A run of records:
———

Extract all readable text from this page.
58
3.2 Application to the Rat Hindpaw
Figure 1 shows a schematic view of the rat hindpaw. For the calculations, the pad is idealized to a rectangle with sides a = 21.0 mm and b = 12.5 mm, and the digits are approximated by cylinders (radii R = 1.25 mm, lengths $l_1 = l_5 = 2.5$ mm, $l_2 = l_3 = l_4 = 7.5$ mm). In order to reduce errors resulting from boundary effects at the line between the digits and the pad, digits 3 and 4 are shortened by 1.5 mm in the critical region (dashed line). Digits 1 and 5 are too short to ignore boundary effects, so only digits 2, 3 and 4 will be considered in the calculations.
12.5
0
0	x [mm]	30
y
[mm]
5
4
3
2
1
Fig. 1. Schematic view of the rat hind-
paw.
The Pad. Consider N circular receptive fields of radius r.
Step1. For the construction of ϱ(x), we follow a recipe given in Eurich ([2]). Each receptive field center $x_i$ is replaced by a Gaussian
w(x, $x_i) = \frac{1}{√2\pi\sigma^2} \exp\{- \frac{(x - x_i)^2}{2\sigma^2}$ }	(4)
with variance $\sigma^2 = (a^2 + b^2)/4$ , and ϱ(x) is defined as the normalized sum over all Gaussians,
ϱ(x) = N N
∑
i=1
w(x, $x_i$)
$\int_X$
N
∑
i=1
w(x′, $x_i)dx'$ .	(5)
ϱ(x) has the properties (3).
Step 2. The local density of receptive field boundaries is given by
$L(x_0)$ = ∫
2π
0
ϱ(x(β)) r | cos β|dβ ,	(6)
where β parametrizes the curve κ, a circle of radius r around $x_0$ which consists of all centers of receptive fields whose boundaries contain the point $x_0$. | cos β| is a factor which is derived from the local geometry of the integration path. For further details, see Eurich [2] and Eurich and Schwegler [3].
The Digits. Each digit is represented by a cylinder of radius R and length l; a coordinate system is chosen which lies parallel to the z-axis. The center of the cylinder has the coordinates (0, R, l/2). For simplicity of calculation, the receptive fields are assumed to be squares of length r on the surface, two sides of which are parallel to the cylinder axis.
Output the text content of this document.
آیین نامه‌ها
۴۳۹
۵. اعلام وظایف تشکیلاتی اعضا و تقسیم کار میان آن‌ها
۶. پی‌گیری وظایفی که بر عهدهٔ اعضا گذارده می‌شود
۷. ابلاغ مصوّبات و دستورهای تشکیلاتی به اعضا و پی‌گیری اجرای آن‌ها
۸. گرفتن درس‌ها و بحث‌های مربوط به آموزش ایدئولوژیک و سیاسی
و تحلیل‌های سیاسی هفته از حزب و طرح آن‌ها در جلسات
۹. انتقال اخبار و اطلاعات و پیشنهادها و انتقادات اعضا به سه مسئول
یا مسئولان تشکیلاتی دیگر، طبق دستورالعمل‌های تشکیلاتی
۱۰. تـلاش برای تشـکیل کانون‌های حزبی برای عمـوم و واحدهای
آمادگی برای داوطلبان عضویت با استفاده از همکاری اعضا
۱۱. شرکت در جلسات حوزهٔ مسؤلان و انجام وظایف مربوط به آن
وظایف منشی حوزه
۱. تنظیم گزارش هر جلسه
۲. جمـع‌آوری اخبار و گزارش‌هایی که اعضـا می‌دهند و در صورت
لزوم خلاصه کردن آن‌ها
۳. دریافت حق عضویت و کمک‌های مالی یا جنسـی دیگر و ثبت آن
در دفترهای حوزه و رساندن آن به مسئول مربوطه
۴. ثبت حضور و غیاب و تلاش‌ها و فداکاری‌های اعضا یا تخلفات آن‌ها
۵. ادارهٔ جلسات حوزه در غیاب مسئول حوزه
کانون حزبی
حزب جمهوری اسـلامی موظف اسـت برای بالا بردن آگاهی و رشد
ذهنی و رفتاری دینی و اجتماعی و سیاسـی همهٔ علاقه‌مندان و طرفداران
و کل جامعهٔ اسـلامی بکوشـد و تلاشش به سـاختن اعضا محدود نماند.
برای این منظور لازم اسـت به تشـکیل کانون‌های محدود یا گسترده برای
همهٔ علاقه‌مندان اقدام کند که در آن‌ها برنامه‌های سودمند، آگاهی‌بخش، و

———

◆ EXERCISE PROMPT ◆
Print the material above once more, exactly.

◆ TASK SOLUTION ◆
Extract all readable text from this page.
58
3.2 Application to the Rat Hindpaw
Figure 1 shows a schematic view of the rat hindpaw. For the calculations, the pad is idealized to a rectangle with sides a = 21.0 mm and b = 12.5 mm, and the digits are approximated by cylinders (radii R = 1.25 mm, lengths $l_1 = l_5 = 2.5$ mm, $l_2 = l_3 = l_4 = 7.5$ mm). In order to reduce errors resulting from boundary effects at the line between the digits and the pad, digits 3 and 4 are shortened by 1.5 mm in the critical region (dashed line). Digits 1 and 5 are too short to ignore boundary effects, so only digits 2, 3 and 4 will be considered in the calculations.
12.5
0
0	x [mm]	30
y
[mm]
5
4
3
2
1
Fig. 1. Schematic view of the rat hind-
paw.
The Pad. Consider N circular receptive fields of radius r.
Step1. For the construction of ϱ(x), we follow a recipe given in Eurich ([2]). Each receptive field center $x_i$ is replaced by a Gaussian
w(x, $x_i) = \frac{1}{√2\pi\sigma^2} \exp\{- \frac{(x - x_i)^2}{2\sigma^2}$ }	(4)
with variance $\sigma^2 = (a^2 + b^2)/4$ , and ϱ(x) is defined as the normalized sum over all Gaussians,
ϱ(x) = N N
∑
i=1
w(x, $x_i$)
$\int_X$
N
∑
i=1
w(x′, $x_i)dx'$ .	(5)
ϱ(x) has the properties (3).
Step 2. The local density of receptive field boundaries is given by
$L(x_0)$ = ∫
2π
0
ϱ(x(β)) r | cos β|dβ ,	(6)
where β parametrizes the curve κ, a circle of radius r around $x_0$ which consists of all centers of receptive fields whose boundaries contain the point $x_0$. | cos β| is a factor which is derived from the local geometry of the integration path. For further details, see Eurich [2] and Eurich and Schwegler [3].
The Digits. Each digit is represented by a cylinder of radius R and length l; a coordinate system is chosen which lies parallel to the z-axis. The center of the cylinder has the coordinates (0, R, l/2). For simplicity of calculation, the receptive fields are assumed to be squares of length r on the surface, two sides of which are parallel to the cylinder axis.
Output the text content of this document.
آیین نامه‌ها
۴۳۹
۵. اعلام وظایف تشکیلاتی اعضا و تقسیم کار میان آن‌ها
۶. پی‌گیری وظایفی که بر عهدهٔ اعضا گذارده می‌شود
۷. ابلاغ مصوّبات و دستورهای تشکیلاتی به اعضا و پی‌گیری اجرای آن‌ها
۸. گرفتن درس‌ها و بحث‌های مربوط به آموزش ایدئولوژیک و سیاسی
و تحلیل‌های سیاسی هفته از حزب و طرح آن‌ها در جلسات
۹. انتقال اخبار و اطلاعات و پیشنهادها و انتقادات اعضا به سه مسئول
یا مسئولان تشکیلاتی دیگر، طبق دستورالعمل‌های تشکیلاتی
۱۰. تـلاش برای تشـکیل کانون‌های حزبی برای عمـوم و واحدهای
آمادگی برای داوطلبان عضویت با استفاده از همکاری اعضا
۱۱. شرکت در جلسات حوزهٔ مسؤلان و انجام وظایف مربوط به آن
وظایف منشی حوزه
۱. تنظیم گزارش هر جلسه
۲. جمـع‌آوری اخبار و گزارش‌هایی که اعضـا می‌دهند و در صورت
لزوم خلاصه کردن آن‌ها
۳. دریافت حق عضویت و کمک‌های مالی یا جنسـی دیگر و ثبت آن
در دفترهای حوزه و رساندن آن به مسئول مربوطه
۴. ثبت حضور و غیاب و تلاش‌ها و فداکاری‌های اعضا یا تخلفات آن‌ها
۵. ادارهٔ جلسات حوزه در غیاب مسئول حوزه
کانون حزبی
حزب جمهوری اسـلامی موظف اسـت برای بالا بردن آگاهی و رشد
ذهنی و رفتاری دینی و اجتماعی و سیاسـی همهٔ علاقه‌مندان و طرفداران
و کل جامعهٔ اسـلامی بکوشـد و تلاشش به سـاختن اعضا محدود نماند.
برای این منظور لازم اسـت به تشـکیل کانون‌های محدود یا گسترده برای
همهٔ علاقه‌مندان اقدام کند که در آن‌ها برنامه‌های سودمند، آگاهی‌بخش، و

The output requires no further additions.